* [What you need to do] Look through the records below and give the number of lines holding the string "screenshot", nothing more.

━━ Supplied data ━━

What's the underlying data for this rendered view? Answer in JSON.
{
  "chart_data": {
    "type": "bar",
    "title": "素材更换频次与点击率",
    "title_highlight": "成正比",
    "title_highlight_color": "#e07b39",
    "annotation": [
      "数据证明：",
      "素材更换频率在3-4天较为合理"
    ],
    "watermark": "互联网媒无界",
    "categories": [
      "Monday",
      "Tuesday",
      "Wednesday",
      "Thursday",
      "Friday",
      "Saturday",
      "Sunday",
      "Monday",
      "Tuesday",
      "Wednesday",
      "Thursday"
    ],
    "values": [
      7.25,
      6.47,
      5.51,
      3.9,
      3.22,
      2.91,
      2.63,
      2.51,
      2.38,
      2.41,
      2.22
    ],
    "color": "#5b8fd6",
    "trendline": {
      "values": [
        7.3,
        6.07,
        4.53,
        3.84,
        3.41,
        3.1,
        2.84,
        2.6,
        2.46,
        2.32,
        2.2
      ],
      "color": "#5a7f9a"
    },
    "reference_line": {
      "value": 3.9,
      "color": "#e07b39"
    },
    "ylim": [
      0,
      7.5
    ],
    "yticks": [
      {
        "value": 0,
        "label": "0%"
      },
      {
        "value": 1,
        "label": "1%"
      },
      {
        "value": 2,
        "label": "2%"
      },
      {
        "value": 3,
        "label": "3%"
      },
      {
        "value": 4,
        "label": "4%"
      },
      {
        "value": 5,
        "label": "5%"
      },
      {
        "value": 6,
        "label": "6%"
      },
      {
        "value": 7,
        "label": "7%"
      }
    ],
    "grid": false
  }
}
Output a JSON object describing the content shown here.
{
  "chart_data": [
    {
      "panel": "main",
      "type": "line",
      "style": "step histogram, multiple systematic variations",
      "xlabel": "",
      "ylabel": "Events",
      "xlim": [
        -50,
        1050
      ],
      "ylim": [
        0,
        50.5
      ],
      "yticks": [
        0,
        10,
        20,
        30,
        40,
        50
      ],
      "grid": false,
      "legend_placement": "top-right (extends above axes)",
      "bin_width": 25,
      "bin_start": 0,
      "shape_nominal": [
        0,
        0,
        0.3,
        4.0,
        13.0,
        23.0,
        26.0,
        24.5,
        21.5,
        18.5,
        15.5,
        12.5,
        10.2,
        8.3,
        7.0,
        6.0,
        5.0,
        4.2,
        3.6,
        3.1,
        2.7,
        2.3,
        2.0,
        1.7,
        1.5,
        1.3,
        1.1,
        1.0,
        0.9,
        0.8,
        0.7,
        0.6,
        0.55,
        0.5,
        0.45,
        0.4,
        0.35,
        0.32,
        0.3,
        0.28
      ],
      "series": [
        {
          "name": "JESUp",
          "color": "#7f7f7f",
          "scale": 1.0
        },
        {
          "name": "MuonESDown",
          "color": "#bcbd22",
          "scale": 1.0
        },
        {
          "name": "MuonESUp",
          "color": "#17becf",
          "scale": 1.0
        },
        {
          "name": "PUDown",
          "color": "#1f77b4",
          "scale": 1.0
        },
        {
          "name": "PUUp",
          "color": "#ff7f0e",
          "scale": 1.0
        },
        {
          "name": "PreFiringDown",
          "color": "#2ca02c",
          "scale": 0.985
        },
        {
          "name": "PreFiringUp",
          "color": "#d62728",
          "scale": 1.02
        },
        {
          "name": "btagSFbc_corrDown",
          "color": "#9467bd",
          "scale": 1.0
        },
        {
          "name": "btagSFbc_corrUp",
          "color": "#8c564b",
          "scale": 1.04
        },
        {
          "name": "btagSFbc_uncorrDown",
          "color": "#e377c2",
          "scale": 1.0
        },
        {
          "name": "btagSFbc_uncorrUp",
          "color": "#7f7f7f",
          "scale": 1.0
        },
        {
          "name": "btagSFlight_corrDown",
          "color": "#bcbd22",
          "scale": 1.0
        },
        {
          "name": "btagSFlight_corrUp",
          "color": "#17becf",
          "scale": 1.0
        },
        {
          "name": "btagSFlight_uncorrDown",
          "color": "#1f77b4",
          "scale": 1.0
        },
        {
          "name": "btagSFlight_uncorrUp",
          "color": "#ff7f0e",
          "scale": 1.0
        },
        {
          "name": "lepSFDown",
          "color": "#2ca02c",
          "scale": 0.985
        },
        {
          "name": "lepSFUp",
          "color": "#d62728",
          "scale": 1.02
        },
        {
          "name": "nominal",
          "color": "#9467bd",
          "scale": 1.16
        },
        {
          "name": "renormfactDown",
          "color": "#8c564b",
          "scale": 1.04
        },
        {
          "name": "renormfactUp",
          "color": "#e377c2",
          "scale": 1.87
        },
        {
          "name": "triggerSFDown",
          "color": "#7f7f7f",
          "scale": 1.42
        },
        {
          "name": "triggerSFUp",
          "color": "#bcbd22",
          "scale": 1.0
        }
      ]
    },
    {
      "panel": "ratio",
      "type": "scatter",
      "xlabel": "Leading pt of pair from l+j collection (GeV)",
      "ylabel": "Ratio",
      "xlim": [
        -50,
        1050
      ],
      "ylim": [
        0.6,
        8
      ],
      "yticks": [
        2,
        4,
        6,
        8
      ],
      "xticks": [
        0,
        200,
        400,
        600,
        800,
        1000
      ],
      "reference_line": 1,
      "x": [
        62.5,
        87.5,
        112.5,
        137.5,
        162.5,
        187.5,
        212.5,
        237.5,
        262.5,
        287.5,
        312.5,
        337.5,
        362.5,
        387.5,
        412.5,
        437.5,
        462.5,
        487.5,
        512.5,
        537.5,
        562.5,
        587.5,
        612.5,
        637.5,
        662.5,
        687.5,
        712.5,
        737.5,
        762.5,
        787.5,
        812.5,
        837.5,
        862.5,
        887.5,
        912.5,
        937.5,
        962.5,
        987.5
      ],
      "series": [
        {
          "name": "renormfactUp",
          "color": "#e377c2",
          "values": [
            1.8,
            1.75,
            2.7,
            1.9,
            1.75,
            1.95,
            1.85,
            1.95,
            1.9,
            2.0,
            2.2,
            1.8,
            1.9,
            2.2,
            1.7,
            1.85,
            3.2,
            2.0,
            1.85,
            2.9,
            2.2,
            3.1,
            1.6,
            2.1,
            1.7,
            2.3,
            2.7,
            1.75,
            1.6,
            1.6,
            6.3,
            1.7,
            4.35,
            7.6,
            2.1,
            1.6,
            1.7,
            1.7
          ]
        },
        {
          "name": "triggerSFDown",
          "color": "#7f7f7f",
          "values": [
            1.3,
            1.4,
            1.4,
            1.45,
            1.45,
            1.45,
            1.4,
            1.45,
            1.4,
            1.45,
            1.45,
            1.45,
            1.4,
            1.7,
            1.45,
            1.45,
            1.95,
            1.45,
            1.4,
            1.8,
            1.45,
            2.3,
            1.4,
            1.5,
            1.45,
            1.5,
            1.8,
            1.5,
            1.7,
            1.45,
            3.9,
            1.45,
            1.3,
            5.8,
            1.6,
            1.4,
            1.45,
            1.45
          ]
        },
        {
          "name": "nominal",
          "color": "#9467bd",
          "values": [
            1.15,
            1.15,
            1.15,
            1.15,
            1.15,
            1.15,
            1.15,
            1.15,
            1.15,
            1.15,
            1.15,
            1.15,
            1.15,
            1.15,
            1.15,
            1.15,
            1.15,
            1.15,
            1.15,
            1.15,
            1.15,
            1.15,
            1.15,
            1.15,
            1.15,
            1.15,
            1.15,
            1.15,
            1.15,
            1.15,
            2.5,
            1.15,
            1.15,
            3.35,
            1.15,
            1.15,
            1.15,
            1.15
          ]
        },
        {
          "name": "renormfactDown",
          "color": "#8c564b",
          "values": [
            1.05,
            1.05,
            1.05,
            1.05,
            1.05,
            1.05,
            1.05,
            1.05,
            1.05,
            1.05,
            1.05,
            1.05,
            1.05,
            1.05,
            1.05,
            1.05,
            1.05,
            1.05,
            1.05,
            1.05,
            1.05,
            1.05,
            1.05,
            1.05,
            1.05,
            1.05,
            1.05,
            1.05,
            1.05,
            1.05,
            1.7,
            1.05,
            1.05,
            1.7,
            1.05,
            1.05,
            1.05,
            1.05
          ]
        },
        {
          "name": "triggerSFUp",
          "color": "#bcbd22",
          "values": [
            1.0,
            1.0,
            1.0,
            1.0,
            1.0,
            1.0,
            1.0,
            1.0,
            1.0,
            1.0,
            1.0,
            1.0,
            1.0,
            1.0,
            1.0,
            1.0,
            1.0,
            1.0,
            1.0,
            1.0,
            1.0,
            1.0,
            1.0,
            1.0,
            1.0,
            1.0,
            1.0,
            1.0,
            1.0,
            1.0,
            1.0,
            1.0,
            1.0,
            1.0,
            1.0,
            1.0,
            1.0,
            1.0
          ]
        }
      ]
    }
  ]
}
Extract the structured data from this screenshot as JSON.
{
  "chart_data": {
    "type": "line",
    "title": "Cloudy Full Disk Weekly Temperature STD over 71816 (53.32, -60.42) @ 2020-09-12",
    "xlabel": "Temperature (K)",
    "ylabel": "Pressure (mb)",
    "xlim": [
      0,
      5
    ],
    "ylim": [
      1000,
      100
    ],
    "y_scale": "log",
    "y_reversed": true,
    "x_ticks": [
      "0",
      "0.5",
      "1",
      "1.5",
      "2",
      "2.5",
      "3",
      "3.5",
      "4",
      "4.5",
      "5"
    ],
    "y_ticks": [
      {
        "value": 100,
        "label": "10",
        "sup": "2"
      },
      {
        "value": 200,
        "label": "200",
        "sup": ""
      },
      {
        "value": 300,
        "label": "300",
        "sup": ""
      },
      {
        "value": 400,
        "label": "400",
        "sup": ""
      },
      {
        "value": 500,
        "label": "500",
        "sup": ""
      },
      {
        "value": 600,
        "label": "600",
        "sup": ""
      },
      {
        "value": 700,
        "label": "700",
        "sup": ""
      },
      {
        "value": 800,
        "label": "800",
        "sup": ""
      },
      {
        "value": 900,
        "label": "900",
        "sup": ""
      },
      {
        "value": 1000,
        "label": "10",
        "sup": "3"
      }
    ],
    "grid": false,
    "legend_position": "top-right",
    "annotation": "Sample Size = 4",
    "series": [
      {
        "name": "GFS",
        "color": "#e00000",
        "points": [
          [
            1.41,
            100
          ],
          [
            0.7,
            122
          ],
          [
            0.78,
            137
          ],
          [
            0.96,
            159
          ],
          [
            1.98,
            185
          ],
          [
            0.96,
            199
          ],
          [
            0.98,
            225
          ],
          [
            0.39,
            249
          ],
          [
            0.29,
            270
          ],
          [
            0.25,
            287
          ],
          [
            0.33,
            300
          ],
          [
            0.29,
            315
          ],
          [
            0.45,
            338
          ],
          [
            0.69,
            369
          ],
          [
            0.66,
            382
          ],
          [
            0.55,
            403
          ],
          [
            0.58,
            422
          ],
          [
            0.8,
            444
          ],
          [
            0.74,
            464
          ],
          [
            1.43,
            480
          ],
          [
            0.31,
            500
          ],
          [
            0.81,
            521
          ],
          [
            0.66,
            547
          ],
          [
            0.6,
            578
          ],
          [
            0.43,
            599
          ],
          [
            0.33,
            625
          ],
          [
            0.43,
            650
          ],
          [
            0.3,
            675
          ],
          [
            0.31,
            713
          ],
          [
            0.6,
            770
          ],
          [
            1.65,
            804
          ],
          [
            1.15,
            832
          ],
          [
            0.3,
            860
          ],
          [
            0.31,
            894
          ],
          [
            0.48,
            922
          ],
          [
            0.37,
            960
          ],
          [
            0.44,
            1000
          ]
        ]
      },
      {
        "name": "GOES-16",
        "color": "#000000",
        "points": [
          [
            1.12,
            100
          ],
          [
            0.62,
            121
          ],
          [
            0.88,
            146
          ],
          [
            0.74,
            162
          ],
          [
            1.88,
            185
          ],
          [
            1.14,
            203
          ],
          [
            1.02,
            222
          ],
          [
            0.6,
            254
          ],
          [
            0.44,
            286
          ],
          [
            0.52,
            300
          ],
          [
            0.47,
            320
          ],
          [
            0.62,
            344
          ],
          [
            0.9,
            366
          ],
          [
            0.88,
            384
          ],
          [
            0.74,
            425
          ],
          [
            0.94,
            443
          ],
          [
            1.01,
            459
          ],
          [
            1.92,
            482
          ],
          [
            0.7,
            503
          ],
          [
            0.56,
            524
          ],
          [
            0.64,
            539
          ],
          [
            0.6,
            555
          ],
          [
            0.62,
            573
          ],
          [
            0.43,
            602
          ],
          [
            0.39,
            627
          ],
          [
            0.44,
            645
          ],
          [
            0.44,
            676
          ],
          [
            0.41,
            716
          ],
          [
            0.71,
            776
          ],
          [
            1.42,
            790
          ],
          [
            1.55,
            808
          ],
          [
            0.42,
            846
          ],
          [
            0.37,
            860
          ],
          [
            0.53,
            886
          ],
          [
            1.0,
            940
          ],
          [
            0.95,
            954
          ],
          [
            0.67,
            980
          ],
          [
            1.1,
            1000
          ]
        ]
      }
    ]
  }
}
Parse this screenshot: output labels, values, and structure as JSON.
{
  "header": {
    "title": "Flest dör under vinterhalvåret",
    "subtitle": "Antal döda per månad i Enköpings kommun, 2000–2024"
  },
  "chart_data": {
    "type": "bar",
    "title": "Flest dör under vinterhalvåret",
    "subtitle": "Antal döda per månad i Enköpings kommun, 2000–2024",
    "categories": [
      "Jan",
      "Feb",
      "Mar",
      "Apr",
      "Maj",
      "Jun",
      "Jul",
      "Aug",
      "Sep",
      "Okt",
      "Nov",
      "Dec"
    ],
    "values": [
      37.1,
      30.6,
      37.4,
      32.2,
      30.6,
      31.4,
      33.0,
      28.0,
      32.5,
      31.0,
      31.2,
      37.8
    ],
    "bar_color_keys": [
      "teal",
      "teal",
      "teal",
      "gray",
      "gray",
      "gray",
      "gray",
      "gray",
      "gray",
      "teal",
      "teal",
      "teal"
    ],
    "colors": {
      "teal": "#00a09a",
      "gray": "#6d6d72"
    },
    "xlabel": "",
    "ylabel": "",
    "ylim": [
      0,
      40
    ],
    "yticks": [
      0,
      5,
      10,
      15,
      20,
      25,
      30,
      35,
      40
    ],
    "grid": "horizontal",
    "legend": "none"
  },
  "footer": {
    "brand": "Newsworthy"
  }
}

━━━

* [Output of the task] 2